Job: Determine how many lines include the word "Настройка", then give that number and nothing more.

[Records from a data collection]
+--

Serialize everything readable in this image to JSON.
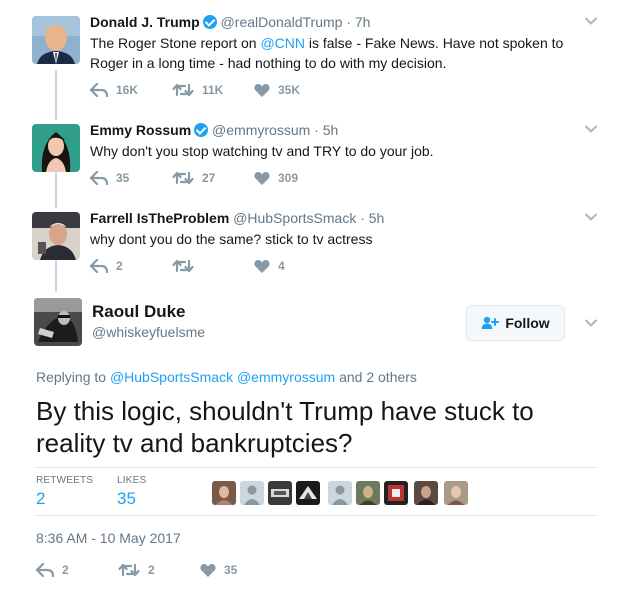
{
  "thread": [
    {
      "name": "Donald J. Trump",
      "verified": true,
      "handle": "@realDonaldTrump",
      "time": "· 7h",
      "text_before": "The Roger Stone report on ",
      "mention": "@CNN",
      "text_after": " is false - Fake News. Have not spoken to Roger in a long time - had nothing to do with my decision.",
      "replies": "16K",
      "retweets": "11K",
      "likes": "35K"
    },
    {
      "name": "Emmy Rossum",
      "verified": true,
      "handle": "@emmyrossum",
      "time": "· 5h",
      "text": "Why don't you stop watching tv and TRY to do your job.",
      "replies": "35",
      "retweets": "27",
      "likes": "309"
    },
    {
      "name": "Farrell IsTheProblem",
      "verified": false,
      "handle": "@HubSportsSmack",
      "time": "· 5h",
      "text": "why dont you do the same?  stick to tv actress",
      "replies": "2",
      "retweets": "",
      "likes": "4"
    }
  ],
  "main": {
    "name": "Raoul Duke",
    "handle": "@whiskeyfuelsme",
    "follow_label": "Follow",
    "replying_prefix": "Replying to ",
    "replying_mentions": "@HubSportsSmack @emmyrossum",
    "replying_suffix": " and 2 others",
    "text": "By this logic, shouldn't Trump have stuck to reality tv and bankruptcies?",
    "retweets_label": "RETWEETS",
    "retweets_value": "2",
    "likes_label": "LIKES",
    "likes_value": "35",
    "timestamp": "8:36 AM - 10 May 2017",
    "replies": "2",
    "retweets": "2",
    "likes": "35"
  },
  "colors": {
    "accent": "#1da1f2",
    "muted": "#657786",
    "action": "#8899a6"
  }
}
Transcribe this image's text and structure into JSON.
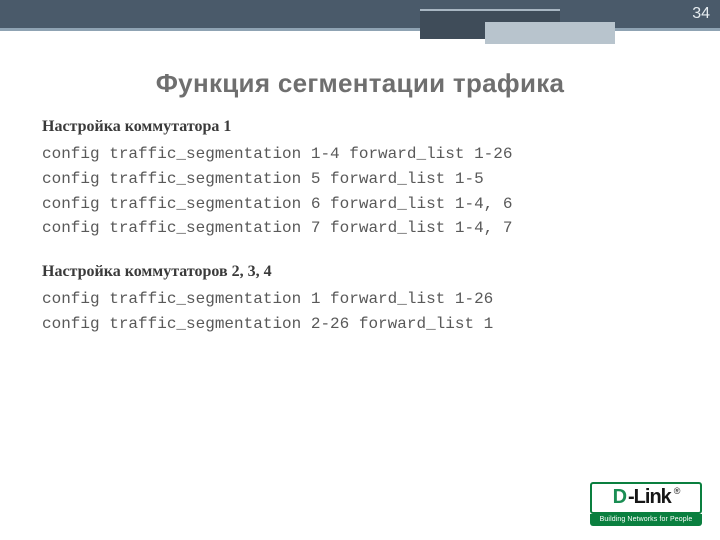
{
  "page_number": "34",
  "title": "Функция сегментации трафика",
  "section1": {
    "heading": "Настройка коммутатора 1",
    "lines": [
      "config traffic_segmentation 1-4 forward_list 1-26",
      "config traffic_segmentation 5 forward_list 1-5",
      "config traffic_segmentation 6 forward_list 1-4, 6",
      "config traffic_segmentation 7 forward_list 1-4, 7"
    ]
  },
  "section2": {
    "heading": "Настройка коммутаторов 2, 3, 4",
    "lines": [
      "config traffic_segmentation 1 forward_list 1-26",
      "config traffic_segmentation 2-26 forward_list 1"
    ]
  },
  "logo": {
    "brand_prefix": "D",
    "brand_suffix": "-Link",
    "registered": "®",
    "tagline": "Building Networks for People"
  }
}
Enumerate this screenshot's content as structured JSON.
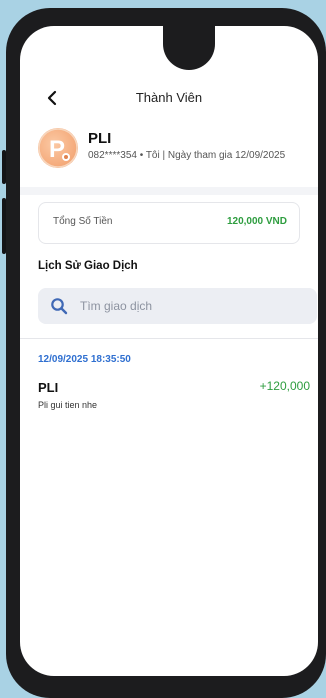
{
  "header": {
    "title": "Thành Viên"
  },
  "profile": {
    "name": "PLI",
    "meta": "082****354 • Tôi | Ngày tham gia 12/09/2025",
    "avatar_letter": "P"
  },
  "summary": {
    "label": "Tổng Số Tiền",
    "value": "120,000 VND"
  },
  "history": {
    "title": "Lịch Sử Giao Dịch",
    "search_placeholder": "Tìm giao dịch",
    "transactions": [
      {
        "time": "12/09/2025 18:35:50",
        "name": "PLI",
        "amount": "+120,000",
        "note": "Pli gui tien nhe"
      }
    ]
  },
  "colors": {
    "positive": "#2e9d3f",
    "date": "#2f6fd0",
    "avatar": "#f4a878"
  },
  "icons": {
    "back": "chevron-left-icon",
    "search": "search-icon"
  }
}
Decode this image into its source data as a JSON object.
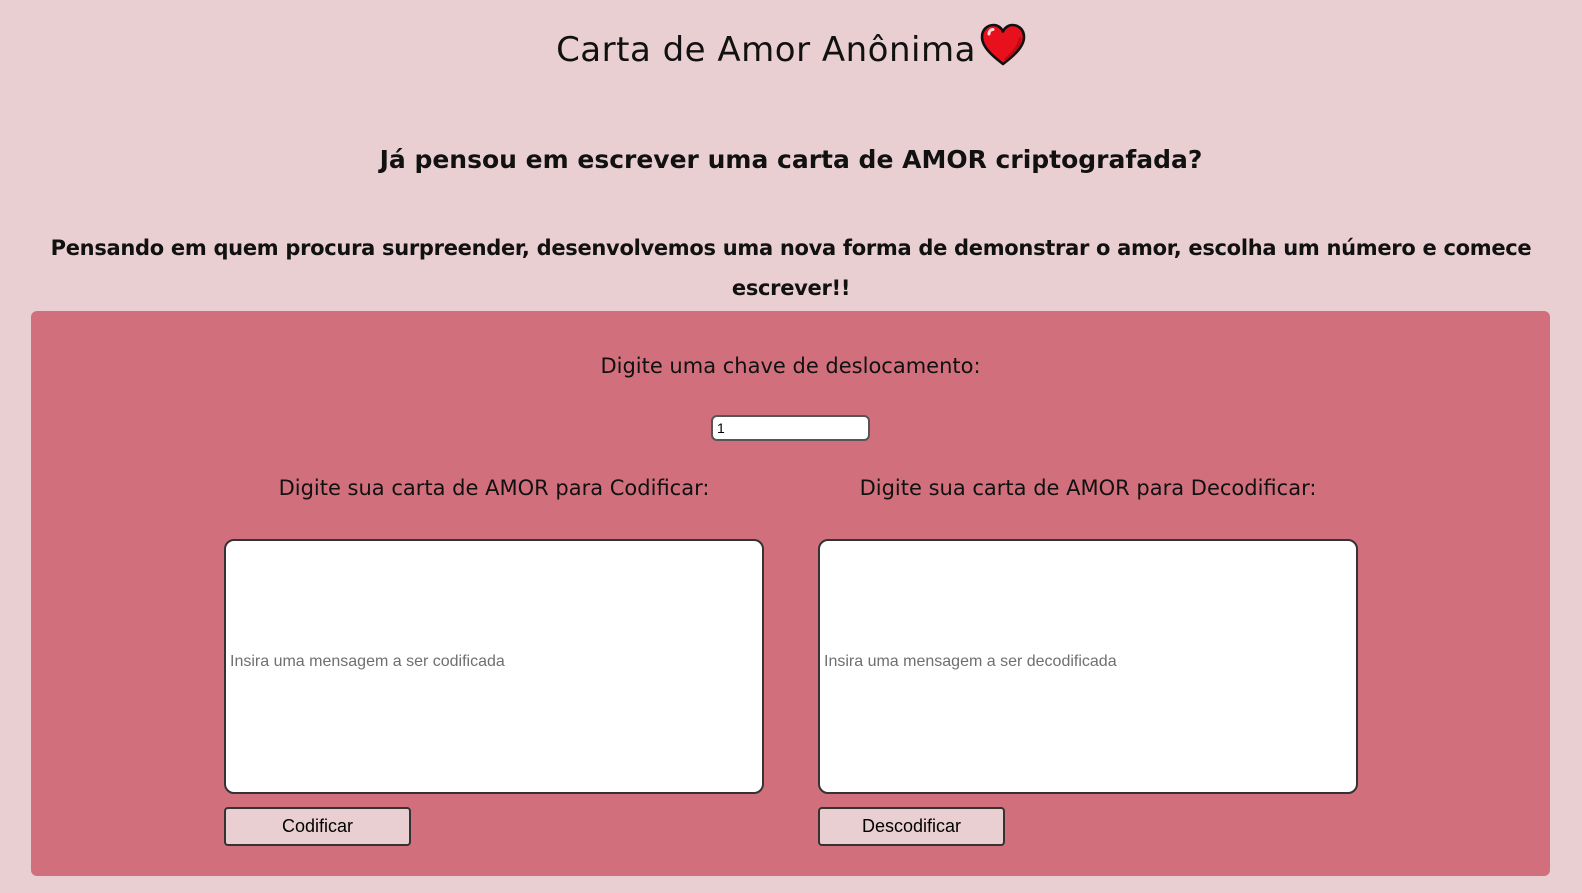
{
  "header": {
    "title": "Carta de Amor Anônima",
    "title_icon": "heart-icon",
    "subtitle": "Já pensou em escrever uma carta de AMOR criptografada?",
    "intro": "Pensando em quem procura surpreender, desenvolvemos uma nova forma de demonstrar o amor, escolha um número e comece escrever!!"
  },
  "colors": {
    "page_background": "#e9cfd1",
    "panel_background": "#d1707c",
    "heart": "#e8101c"
  },
  "form": {
    "shift_label": "Digite uma chave de deslocamento:",
    "shift_value": "1",
    "encode": {
      "label": "Digite sua carta de AMOR para Codificar:",
      "placeholder": "Insira uma mensagem a ser codificada",
      "button_label": "Codificar"
    },
    "decode": {
      "label": "Digite sua carta de AMOR para Decodificar:",
      "placeholder": "Insira uma mensagem a ser decodificada",
      "button_label": "Descodificar"
    }
  }
}
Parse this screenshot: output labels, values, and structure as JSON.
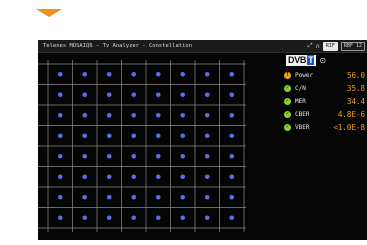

+--

Exercise solution: 2